> SET PROBLEM
Without the pictures, set down every line of the data exactly.

> TASK DATA
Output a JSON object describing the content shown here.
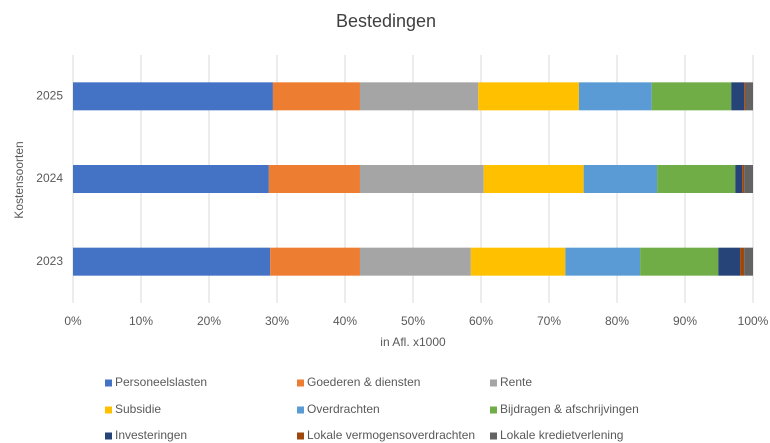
{
  "chart_data": {
    "type": "stacked-bar-horizontal",
    "title": "Bestedingen",
    "x_label": "in Afl. x1000",
    "y_label": "Kostensoorten",
    "categories": [
      "2023",
      "2024",
      "2025"
    ],
    "series": [
      {
        "name": "Personeelslasten",
        "color": "#4472c4",
        "values": [
          29.0,
          28.8,
          29.4
        ]
      },
      {
        "name": "Goederen & diensten",
        "color": "#ed7d31",
        "values": [
          13.2,
          13.4,
          12.8
        ]
      },
      {
        "name": "Rente",
        "color": "#a5a5a5",
        "values": [
          16.3,
          18.2,
          17.4
        ]
      },
      {
        "name": "Subsidie",
        "color": "#ffc000",
        "values": [
          13.9,
          14.7,
          14.8
        ]
      },
      {
        "name": "Overdrachten",
        "color": "#5b9bd5",
        "values": [
          11.0,
          10.8,
          10.7
        ]
      },
      {
        "name": "Bijdragen & afschrijvingen",
        "color": "#70ad47",
        "values": [
          11.5,
          11.5,
          11.7
        ]
      },
      {
        "name": "Investeringen",
        "color": "#264478",
        "values": [
          3.2,
          1.0,
          1.9
        ]
      },
      {
        "name": "Lokale vermogensoverdrachten",
        "color": "#9e480e",
        "values": [
          0.6,
          0.3,
          0.2
        ]
      },
      {
        "name": "Lokale kredietverlening",
        "color": "#636363",
        "values": [
          1.3,
          1.3,
          1.1
        ]
      }
    ],
    "xlim": [
      0,
      100
    ],
    "xticks": [
      {
        "value": 0,
        "label": "0%"
      },
      {
        "value": 10,
        "label": "10%"
      },
      {
        "value": 20,
        "label": "20%"
      },
      {
        "value": 30,
        "label": "30%"
      },
      {
        "value": 40,
        "label": "40%"
      },
      {
        "value": 50,
        "label": "50%"
      },
      {
        "value": 60,
        "label": "60%"
      },
      {
        "value": 70,
        "label": "70%"
      },
      {
        "value": 80,
        "label": "80%"
      },
      {
        "value": 90,
        "label": "90%"
      },
      {
        "value": 100,
        "label": "100%"
      }
    ],
    "grid": true,
    "legend": "bottom"
  }
}
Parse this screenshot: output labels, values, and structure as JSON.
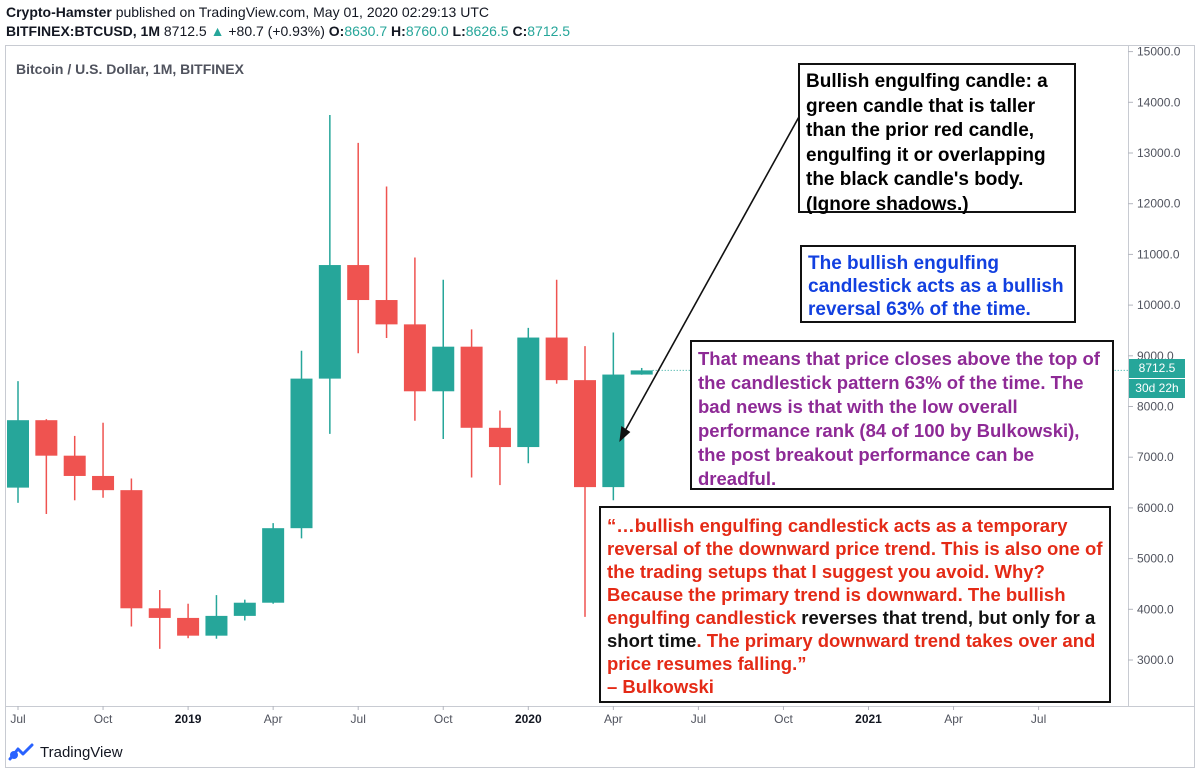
{
  "header": {
    "author": "Crypto-Hamster",
    "published": " published on TradingView.com, May 01, 2020 02:29:13 UTC",
    "symbol": "BITFINEX:BTCUSD, 1M",
    "last": "8712.5",
    "change": "+80.7 (+0.93%)",
    "o_label": "O:",
    "o_val": "8630.7",
    "h_label": "H:",
    "h_val": "8760.0",
    "l_label": "L:",
    "l_val": "8626.5",
    "c_label": "C:",
    "c_val": "8712.5"
  },
  "series_label": "Bitcoin / U.S. Dollar, 1M, BITFINEX",
  "price_tags": {
    "last_price": "8712.5",
    "countdown": "30d 22h"
  },
  "colors": {
    "up": "#26a69a",
    "down": "#ef5350",
    "annotation_blue": "#1240e0",
    "annotation_purple": "#8e2a96",
    "annotation_red": "#e42a16"
  },
  "annotations": {
    "note1": "Bullish engulfing candle: a green candle that is taller than the prior red candle, engulfing it or overlapping the black candle's body. (Ignore shadows.)",
    "note2": "The bullish engulfing candlestick acts as a bullish reversal 63% of the time.",
    "note3": "That means that price closes above the top of the candlestick pattern 63% of the time. The bad news is that with the low overall performance rank (84 of 100 by Bulkowski), the post breakout performance can be dreadful.",
    "note4_a": "“…bullish engulfing candlestick acts as a temporary reversal of the downward price trend. This is also one of the trading setups that I suggest you avoid. Why? Because the primary trend is downward. The bullish engulfing candlestick",
    "note4_b": " reverses that trend, but only for a short time",
    "note4_c": ". The primary downward trend takes over and price resumes falling.”",
    "note4_d": "– Bulkowski"
  },
  "footer": {
    "brand": "TradingView",
    "logo_icon": "tradingview-logo-icon"
  },
  "chart_data": {
    "type": "candlestick",
    "title": "Bitcoin / U.S. Dollar, 1M, BITFINEX",
    "y_ticks": [
      3000,
      4000,
      5000,
      6000,
      7000,
      8000,
      9000,
      10000,
      11000,
      12000,
      13000,
      14000,
      15000
    ],
    "y_tick_labels": [
      "3000.0",
      "4000.0",
      "5000.0",
      "6000.0",
      "7000.0",
      "8000.0",
      "9000.0",
      "10000.0",
      "11000.0",
      "12000.0",
      "13000.0",
      "14000.0",
      "15000.0"
    ],
    "ylim": [
      2150,
      15200
    ],
    "x_tick_labels": [
      "Jul",
      "Oct",
      "2019",
      "Apr",
      "Jul",
      "Oct",
      "2020",
      "Apr",
      "Jul",
      "Oct",
      "2021",
      "Apr",
      "Jul"
    ],
    "x_tick_index": [
      0,
      3,
      6,
      9,
      12,
      15,
      18,
      21,
      24,
      27,
      30,
      33,
      36
    ],
    "bold_x_ticks": [
      "2019",
      "2020",
      "2021"
    ],
    "grid": false,
    "candles": [
      {
        "month": "2018-07",
        "o": 6400,
        "h": 8500,
        "l": 6100,
        "c": 7730
      },
      {
        "month": "2018-08",
        "o": 7730,
        "h": 7750,
        "l": 5880,
        "c": 7030
      },
      {
        "month": "2018-09",
        "o": 7030,
        "h": 7420,
        "l": 6150,
        "c": 6630
      },
      {
        "month": "2018-10",
        "o": 6630,
        "h": 7680,
        "l": 6200,
        "c": 6350
      },
      {
        "month": "2018-11",
        "o": 6350,
        "h": 6580,
        "l": 3660,
        "c": 4020
      },
      {
        "month": "2018-12",
        "o": 4020,
        "h": 4380,
        "l": 3220,
        "c": 3830
      },
      {
        "month": "2019-01",
        "o": 3830,
        "h": 4110,
        "l": 3430,
        "c": 3480
      },
      {
        "month": "2019-02",
        "o": 3480,
        "h": 4280,
        "l": 3420,
        "c": 3870
      },
      {
        "month": "2019-03",
        "o": 3870,
        "h": 4190,
        "l": 3780,
        "c": 4130
      },
      {
        "month": "2019-04",
        "o": 4130,
        "h": 5700,
        "l": 4110,
        "c": 5600
      },
      {
        "month": "2019-05",
        "o": 5600,
        "h": 9100,
        "l": 5400,
        "c": 8550
      },
      {
        "month": "2019-06",
        "o": 8550,
        "h": 13750,
        "l": 7460,
        "c": 10790
      },
      {
        "month": "2019-07",
        "o": 10790,
        "h": 13200,
        "l": 9050,
        "c": 10100
      },
      {
        "month": "2019-08",
        "o": 10100,
        "h": 12340,
        "l": 9350,
        "c": 9620
      },
      {
        "month": "2019-09",
        "o": 9620,
        "h": 10940,
        "l": 7720,
        "c": 8300
      },
      {
        "month": "2019-10",
        "o": 8300,
        "h": 10500,
        "l": 7360,
        "c": 9180
      },
      {
        "month": "2019-11",
        "o": 9180,
        "h": 9520,
        "l": 6600,
        "c": 7580
      },
      {
        "month": "2019-12",
        "o": 7580,
        "h": 7920,
        "l": 6450,
        "c": 7200
      },
      {
        "month": "2020-01",
        "o": 7200,
        "h": 9550,
        "l": 6880,
        "c": 9360
      },
      {
        "month": "2020-02",
        "o": 9360,
        "h": 10500,
        "l": 8450,
        "c": 8520
      },
      {
        "month": "2020-03",
        "o": 8520,
        "h": 9190,
        "l": 3850,
        "c": 6410
      },
      {
        "month": "2020-04",
        "o": 6410,
        "h": 9460,
        "l": 6150,
        "c": 8630
      },
      {
        "month": "2020-05",
        "o": 8630,
        "h": 8760,
        "l": 8626,
        "c": 8712
      }
    ]
  }
}
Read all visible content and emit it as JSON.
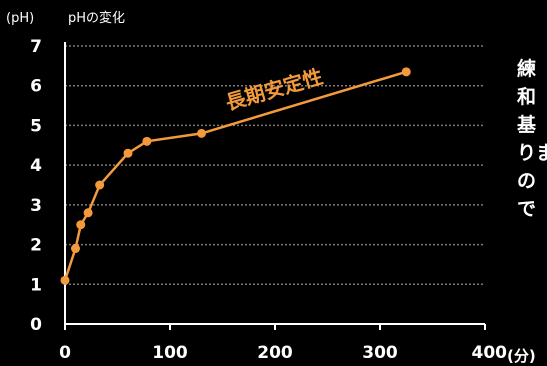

> SOLUTION TO THIS PROBLEM
Output a JSON object describing the content shown here.
{
  "chart_data": {
    "type": "stacked-bar-horizontal",
    "title": "Bestedingen",
    "x_label": "in Afl. x1000",
    "y_label": "Kostensoorten",
    "categories": [
      "2023",
      "2024",
      "2025"
    ],
    "series": [
      {
        "name": "Personeelslasten",
        "color": "#4472c4",
        "values": [
          29.0,
          28.8,
          29.4
        ]
      },
      {
        "name": "Goederen & diensten",
        "color": "#ed7d31",
        "values": [
          13.2,
          13.4,
          12.8
        ]
      },
      {
        "name": "Rente",
        "color": "#a5a5a5",
        "values": [
          16.3,
          18.2,
          17.4
        ]
      },
      {
        "name": "Subsidie",
        "color": "#ffc000",
        "values": [
          13.9,
          14.7,
          14.8
        ]
      },
      {
        "name": "Overdrachten",
        "color": "#5b9bd5",
        "values": [
          11.0,
          10.8,
          10.7
        ]
      },
      {
        "name": "Bijdragen & afschrijvingen",
        "color": "#70ad47",
        "values": [
          11.5,
          11.5,
          11.7
        ]
      },
      {
        "name": "Investeringen",
        "color": "#264478",
        "values": [
          3.2,
          1.0,
          1.9
        ]
      },
      {
        "name": "Lokale vermogensoverdrachten",
        "color": "#9e480e",
        "values": [
          0.6,
          0.3,
          0.2
        ]
      },
      {
        "name": "Lokale kredietverlening",
        "color": "#636363",
        "values": [
          1.3,
          1.3,
          1.1
        ]
      }
    ],
    "xlim": [
      0,
      100
    ],
    "xticks": [
      {
        "value": 0,
        "label": "0%"
      },
      {
        "value": 10,
        "label": "10%"
      },
      {
        "value": 20,
        "label": "20%"
      },
      {
        "value": 30,
        "label": "30%"
      },
      {
        "value": 40,
        "label": "40%"
      },
      {
        "value": 50,
        "label": "50%"
      },
      {
        "value": 60,
        "label": "60%"
      },
      {
        "value": 70,
        "label": "70%"
      },
      {
        "value": 80,
        "label": "80%"
      },
      {
        "value": 90,
        "label": "90%"
      },
      {
        "value": 100,
        "label": "100%"
      }
    ],
    "grid": true,
    "legend": "bottom"
  }
}
Parse this screenshot: output labels, values, and structure as JSON.
{
  "header": {
    "author": "Crypto-Hamster",
    "published": " published on TradingView.com, May 01, 2020 02:29:13 UTC",
    "symbol": "BITFINEX:BTCUSD, 1M",
    "last": "8712.5",
    "change": "+80.7 (+0.93%)",
    "o_label": "O:",
    "o_val": "8630.7",
    "h_label": "H:",
    "h_val": "8760.0",
    "l_label": "L:",
    "l_val": "8626.5",
    "c_label": "C:",
    "c_val": "8712.5"
  },
  "series_label": "Bitcoin / U.S. Dollar, 1M, BITFINEX",
  "price_tags": {
    "last_price": "8712.5",
    "countdown": "30d 22h"
  },
  "colors": {
    "up": "#26a69a",
    "down": "#ef5350",
    "annotation_blue": "#1240e0",
    "annotation_purple": "#8e2a96",
    "annotation_red": "#e42a16"
  },
  "annotations": {
    "note1": "Bullish engulfing candle: a green candle that is taller than the prior red candle, engulfing it or overlapping the black candle's body. (Ignore shadows.)",
    "note2": "The bullish engulfing candlestick acts as a bullish reversal 63% of the time.",
    "note3": "That means that price closes above the top of the candlestick pattern 63% of the time. The bad news is that with the low overall performance rank (84 of 100 by Bulkowski), the post breakout performance can be dreadful.",
    "note4_a": "“…bullish engulfing candlestick acts as a temporary reversal of the downward price trend. This is also one of the trading setups that I suggest you avoid. Why? Because the primary trend is downward. The bullish engulfing candlestick",
    "note4_b": " reverses that trend, but only for a short time",
    "note4_c": ". The primary downward trend takes over and price resumes falling.”",
    "note4_d": "– Bulkowski"
  },
  "footer": {
    "brand": "TradingView",
    "logo_icon": "tradingview-logo-icon"
  },
  "chart_data": {
    "type": "candlestick",
    "title": "Bitcoin / U.S. Dollar, 1M, BITFINEX",
    "y_ticks": [
      3000,
      4000,
      5000,
      6000,
      7000,
      8000,
      9000,
      10000,
      11000,
      12000,
      13000,
      14000,
      15000
    ],
    "y_tick_labels": [
      "3000.0",
      "4000.0",
      "5000.0",
      "6000.0",
      "7000.0",
      "8000.0",
      "9000.0",
      "10000.0",
      "11000.0",
      "12000.0",
      "13000.0",
      "14000.0",
      "15000.0"
    ],
    "ylim": [
      2150,
      15200
    ],
    "x_tick_labels": [
      "Jul",
      "Oct",
      "2019",
      "Apr",
      "Jul",
      "Oct",
      "2020",
      "Apr",
      "Jul",
      "Oct",
      "2021",
      "Apr",
      "Jul"
    ],
    "x_tick_index": [
      0,
      3,
      6,
      9,
      12,
      15,
      18,
      21,
      24,
      27,
      30,
      33,
      36
    ],
    "bold_x_ticks": [
      "2019",
      "2020",
      "2021"
    ],
    "grid": false,
    "candles": [
      {
        "month": "2018-07",
        "o": 6400,
        "h": 8500,
        "l": 6100,
        "c": 7730
      },
      {
        "month": "2018-08",
        "o": 7730,
        "h": 7750,
        "l": 5880,
        "c": 7030
      },
      {
        "month": "2018-09",
        "o": 7030,
        "h": 7420,
        "l": 6150,
        "c": 6630
      },
      {
        "month": "2018-10",
        "o": 6630,
        "h": 7680,
        "l": 6200,
        "c": 6350
      },
      {
        "month": "2018-11",
        "o": 6350,
        "h": 6580,
        "l": 3660,
        "c": 4020
      },
      {
        "month": "2018-12",
        "o": 4020,
        "h": 4380,
        "l": 3220,
        "c": 3830
      },
      {
        "month": "2019-01",
        "o": 3830,
        "h": 4110,
        "l": 3430,
        "c": 3480
      },
      {
        "month": "2019-02",
        "o": 3480,
        "h": 4280,
        "l": 3420,
        "c": 3870
      },
      {
        "month": "2019-03",
        "o": 3870,
        "h": 4190,
        "l": 3780,
        "c": 4130
      },
      {
        "month": "2019-04",
        "o": 4130,
        "h": 5700,
        "l": 4110,
        "c": 5600
      },
      {
        "month": "2019-05",
        "o": 5600,
        "h": 9100,
        "l": 5400,
        "c": 8550
      },
      {
        "month": "2019-06",
        "o": 8550,
        "h": 13750,
        "l": 7460,
        "c": 10790
      },
      {
        "month": "2019-07",
        "o": 10790,
        "h": 13200,
        "l": 9050,
        "c": 10100
      },
      {
        "month": "2019-08",
        "o": 10100,
        "h": 12340,
        "l": 9350,
        "c": 9620
      },
      {
        "month": "2019-09",
        "o": 9620,
        "h": 10940,
        "l": 7720,
        "c": 8300
      },
      {
        "month": "2019-10",
        "o": 8300,
        "h": 10500,
        "l": 7360,
        "c": 9180
      },
      {
        "month": "2019-11",
        "o": 9180,
        "h": 9520,
        "l": 6600,
        "c": 7580
      },
      {
        "month": "2019-12",
        "o": 7580,
        "h": 7920,
        "l": 6450,
        "c": 7200
      },
      {
        "month": "2020-01",
        "o": 7200,
        "h": 9550,
        "l": 6880,
        "c": 9360
      },
      {
        "month": "2020-02",
        "o": 9360,
        "h": 10500,
        "l": 8450,
        "c": 8520
      },
      {
        "month": "2020-03",
        "o": 8520,
        "h": 9190,
        "l": 3850,
        "c": 6410
      },
      {
        "month": "2020-04",
        "o": 6410,
        "h": 9460,
        "l": 6150,
        "c": 8630
      },
      {
        "month": "2020-05",
        "o": 8630,
        "h": 8760,
        "l": 8626,
        "c": 8712
      }
    ]
  }
}
Read all visible content and emit it as JSON.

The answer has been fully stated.